(Aim):
Find every line in the records below that holds the word "bottom", and copy each one.

Source data
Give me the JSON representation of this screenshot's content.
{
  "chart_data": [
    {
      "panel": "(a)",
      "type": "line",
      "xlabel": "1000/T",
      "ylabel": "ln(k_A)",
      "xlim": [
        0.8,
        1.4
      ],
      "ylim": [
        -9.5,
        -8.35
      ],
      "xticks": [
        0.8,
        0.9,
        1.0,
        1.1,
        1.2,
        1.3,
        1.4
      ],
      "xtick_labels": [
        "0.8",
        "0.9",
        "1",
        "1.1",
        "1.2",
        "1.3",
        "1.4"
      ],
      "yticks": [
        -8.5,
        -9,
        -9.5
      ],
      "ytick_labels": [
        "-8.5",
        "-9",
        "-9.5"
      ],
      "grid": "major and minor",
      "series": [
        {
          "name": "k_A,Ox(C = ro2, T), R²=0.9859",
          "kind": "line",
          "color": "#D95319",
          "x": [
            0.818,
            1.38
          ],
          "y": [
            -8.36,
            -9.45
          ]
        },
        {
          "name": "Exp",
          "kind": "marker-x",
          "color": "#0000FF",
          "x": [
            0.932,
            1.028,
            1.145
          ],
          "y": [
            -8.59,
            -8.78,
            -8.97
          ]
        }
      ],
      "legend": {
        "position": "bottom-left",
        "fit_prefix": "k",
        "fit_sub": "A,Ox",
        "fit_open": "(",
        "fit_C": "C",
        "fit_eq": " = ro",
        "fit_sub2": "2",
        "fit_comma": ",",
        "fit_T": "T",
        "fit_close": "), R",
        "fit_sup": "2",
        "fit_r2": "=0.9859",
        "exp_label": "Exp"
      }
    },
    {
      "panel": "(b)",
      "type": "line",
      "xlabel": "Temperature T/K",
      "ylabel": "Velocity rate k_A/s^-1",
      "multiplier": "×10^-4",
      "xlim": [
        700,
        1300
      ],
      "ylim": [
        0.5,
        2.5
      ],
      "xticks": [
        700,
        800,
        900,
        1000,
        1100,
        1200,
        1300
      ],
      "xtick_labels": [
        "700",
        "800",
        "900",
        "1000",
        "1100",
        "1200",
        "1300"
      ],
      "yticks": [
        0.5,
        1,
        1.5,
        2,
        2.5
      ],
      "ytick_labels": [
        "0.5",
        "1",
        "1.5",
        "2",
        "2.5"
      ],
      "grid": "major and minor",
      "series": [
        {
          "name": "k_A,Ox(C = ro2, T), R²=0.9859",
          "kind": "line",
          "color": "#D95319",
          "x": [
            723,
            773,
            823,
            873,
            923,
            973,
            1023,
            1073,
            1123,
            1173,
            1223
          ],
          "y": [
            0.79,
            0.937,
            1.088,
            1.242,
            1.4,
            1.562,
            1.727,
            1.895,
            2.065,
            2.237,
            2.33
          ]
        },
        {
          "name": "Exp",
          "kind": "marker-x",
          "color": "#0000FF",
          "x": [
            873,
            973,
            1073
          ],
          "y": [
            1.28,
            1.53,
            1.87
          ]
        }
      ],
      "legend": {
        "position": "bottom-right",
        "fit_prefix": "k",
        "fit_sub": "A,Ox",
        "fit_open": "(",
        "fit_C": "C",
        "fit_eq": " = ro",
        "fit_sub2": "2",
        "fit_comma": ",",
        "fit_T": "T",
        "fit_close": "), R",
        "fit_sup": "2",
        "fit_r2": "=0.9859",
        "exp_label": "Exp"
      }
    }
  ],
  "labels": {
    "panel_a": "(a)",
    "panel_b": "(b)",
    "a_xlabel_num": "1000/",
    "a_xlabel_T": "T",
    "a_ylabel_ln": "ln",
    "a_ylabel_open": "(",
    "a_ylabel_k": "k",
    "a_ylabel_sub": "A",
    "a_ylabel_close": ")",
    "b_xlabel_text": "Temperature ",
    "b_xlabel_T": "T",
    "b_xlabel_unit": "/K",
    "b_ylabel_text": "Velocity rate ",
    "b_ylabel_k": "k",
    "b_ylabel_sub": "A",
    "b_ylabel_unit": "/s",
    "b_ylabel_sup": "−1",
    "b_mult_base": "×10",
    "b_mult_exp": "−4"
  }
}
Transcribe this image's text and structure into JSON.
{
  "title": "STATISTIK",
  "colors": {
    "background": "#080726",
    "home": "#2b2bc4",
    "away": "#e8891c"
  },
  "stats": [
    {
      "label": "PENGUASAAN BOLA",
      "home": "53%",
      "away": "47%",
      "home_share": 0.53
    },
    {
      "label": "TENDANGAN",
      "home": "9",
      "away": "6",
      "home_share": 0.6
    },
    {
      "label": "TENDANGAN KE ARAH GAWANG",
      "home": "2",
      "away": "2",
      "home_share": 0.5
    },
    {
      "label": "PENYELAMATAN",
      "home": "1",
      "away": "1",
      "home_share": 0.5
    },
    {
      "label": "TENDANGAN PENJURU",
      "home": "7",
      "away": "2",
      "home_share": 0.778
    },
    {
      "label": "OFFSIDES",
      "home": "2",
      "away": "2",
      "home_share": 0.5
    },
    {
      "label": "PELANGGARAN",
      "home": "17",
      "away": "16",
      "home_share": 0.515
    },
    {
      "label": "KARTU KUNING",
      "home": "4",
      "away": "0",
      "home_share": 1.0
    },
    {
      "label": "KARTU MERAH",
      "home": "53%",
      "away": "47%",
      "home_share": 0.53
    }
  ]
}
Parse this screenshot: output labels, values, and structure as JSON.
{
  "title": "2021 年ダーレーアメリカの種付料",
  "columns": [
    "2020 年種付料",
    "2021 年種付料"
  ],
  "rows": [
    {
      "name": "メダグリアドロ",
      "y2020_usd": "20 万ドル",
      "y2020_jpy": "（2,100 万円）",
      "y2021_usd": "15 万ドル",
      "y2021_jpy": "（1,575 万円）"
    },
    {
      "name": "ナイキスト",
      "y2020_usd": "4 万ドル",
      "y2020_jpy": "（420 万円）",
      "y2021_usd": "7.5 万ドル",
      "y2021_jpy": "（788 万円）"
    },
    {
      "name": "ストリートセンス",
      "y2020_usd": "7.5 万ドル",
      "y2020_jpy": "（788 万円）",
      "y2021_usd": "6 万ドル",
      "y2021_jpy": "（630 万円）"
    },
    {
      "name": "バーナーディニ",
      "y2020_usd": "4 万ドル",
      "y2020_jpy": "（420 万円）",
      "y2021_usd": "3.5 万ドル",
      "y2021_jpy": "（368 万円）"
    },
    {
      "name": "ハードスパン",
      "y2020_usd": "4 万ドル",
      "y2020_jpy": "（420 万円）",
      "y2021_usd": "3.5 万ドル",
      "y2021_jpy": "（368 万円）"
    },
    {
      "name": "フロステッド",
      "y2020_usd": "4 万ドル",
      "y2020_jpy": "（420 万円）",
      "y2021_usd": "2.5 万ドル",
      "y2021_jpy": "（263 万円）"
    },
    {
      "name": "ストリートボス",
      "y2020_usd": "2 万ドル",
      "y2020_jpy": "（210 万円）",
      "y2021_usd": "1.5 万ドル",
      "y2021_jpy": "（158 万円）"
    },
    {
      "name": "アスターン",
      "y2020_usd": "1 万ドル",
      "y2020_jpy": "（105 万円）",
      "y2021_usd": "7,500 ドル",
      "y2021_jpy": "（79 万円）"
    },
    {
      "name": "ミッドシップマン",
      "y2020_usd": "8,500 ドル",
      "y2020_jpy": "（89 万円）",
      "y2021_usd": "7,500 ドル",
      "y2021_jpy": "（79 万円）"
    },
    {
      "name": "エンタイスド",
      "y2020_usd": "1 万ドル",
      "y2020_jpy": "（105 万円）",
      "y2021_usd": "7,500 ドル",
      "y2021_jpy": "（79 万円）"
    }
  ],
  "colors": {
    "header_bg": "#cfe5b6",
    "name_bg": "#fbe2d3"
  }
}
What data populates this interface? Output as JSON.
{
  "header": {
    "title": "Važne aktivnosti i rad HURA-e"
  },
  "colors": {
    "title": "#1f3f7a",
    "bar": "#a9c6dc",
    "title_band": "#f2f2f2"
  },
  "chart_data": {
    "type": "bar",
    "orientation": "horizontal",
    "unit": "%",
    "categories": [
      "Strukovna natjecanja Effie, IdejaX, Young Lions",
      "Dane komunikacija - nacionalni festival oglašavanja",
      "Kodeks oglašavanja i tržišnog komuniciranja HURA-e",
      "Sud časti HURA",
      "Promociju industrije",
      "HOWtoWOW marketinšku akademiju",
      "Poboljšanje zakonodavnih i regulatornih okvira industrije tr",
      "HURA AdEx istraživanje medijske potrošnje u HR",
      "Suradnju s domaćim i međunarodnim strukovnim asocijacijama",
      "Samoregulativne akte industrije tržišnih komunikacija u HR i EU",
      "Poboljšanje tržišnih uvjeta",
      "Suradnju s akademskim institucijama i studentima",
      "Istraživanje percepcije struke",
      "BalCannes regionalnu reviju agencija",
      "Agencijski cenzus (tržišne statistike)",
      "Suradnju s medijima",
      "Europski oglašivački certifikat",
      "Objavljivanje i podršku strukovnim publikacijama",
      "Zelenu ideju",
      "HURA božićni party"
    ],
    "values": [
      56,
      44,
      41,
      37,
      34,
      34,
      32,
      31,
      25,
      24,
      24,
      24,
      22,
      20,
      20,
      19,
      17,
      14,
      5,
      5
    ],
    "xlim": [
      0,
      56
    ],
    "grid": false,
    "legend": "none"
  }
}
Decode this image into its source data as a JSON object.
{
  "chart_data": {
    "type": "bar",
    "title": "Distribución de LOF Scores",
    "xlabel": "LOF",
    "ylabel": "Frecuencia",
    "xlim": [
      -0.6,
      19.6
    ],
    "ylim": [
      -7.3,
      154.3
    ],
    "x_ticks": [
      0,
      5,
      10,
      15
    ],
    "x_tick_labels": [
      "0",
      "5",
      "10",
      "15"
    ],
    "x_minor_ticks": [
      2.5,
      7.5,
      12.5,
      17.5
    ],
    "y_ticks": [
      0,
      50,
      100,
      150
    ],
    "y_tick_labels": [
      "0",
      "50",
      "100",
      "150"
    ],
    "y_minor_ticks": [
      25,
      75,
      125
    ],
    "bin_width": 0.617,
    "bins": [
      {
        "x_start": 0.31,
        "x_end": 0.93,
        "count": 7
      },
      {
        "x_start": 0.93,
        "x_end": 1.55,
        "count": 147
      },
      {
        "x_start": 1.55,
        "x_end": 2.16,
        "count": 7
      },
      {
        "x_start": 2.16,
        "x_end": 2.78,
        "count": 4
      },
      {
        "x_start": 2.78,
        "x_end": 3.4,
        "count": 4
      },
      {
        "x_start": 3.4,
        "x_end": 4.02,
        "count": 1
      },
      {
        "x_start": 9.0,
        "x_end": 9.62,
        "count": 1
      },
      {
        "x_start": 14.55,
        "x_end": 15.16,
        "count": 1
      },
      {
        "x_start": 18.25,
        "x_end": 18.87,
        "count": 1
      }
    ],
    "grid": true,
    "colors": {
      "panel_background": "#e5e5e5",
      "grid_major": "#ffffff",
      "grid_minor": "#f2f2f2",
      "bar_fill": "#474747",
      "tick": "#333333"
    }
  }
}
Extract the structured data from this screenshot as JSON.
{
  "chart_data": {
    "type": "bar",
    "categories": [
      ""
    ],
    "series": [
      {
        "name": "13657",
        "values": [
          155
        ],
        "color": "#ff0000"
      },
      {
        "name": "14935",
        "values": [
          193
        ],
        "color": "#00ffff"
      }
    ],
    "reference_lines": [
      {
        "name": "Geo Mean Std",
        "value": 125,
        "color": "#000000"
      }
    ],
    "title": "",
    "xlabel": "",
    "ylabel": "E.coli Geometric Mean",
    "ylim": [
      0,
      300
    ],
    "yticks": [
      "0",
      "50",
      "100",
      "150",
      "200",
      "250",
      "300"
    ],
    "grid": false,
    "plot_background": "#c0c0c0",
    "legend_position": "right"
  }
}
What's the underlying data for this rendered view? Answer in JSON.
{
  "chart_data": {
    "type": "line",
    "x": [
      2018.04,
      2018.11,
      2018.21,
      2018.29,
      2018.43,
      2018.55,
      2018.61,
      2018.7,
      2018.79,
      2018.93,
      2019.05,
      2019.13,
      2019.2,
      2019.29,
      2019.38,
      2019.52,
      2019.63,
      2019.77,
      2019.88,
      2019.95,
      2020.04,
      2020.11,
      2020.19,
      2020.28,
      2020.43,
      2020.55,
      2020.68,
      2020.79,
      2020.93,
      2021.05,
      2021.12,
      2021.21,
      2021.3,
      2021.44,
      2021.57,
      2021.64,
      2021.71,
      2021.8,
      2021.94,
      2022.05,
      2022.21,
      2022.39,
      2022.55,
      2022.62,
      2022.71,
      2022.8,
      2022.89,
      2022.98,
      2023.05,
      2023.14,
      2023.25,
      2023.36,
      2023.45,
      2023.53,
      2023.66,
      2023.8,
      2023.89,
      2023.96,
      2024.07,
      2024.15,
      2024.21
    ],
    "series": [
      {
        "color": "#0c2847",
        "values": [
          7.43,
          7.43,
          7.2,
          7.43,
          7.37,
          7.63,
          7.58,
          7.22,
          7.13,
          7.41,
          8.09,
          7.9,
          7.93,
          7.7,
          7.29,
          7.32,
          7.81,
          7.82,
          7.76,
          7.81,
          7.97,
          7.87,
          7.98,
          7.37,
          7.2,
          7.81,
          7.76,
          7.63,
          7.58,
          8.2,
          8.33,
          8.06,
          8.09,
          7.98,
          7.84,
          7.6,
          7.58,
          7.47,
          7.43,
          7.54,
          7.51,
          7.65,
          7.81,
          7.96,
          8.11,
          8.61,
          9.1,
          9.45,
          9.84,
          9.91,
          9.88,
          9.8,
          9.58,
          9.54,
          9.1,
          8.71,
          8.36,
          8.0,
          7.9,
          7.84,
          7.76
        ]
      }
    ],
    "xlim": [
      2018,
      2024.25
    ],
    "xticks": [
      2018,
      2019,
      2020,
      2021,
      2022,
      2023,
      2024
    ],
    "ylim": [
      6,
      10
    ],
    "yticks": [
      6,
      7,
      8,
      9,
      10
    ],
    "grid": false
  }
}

(Task answer):
        "position": "bottom-left",
        "position": "bottom-right",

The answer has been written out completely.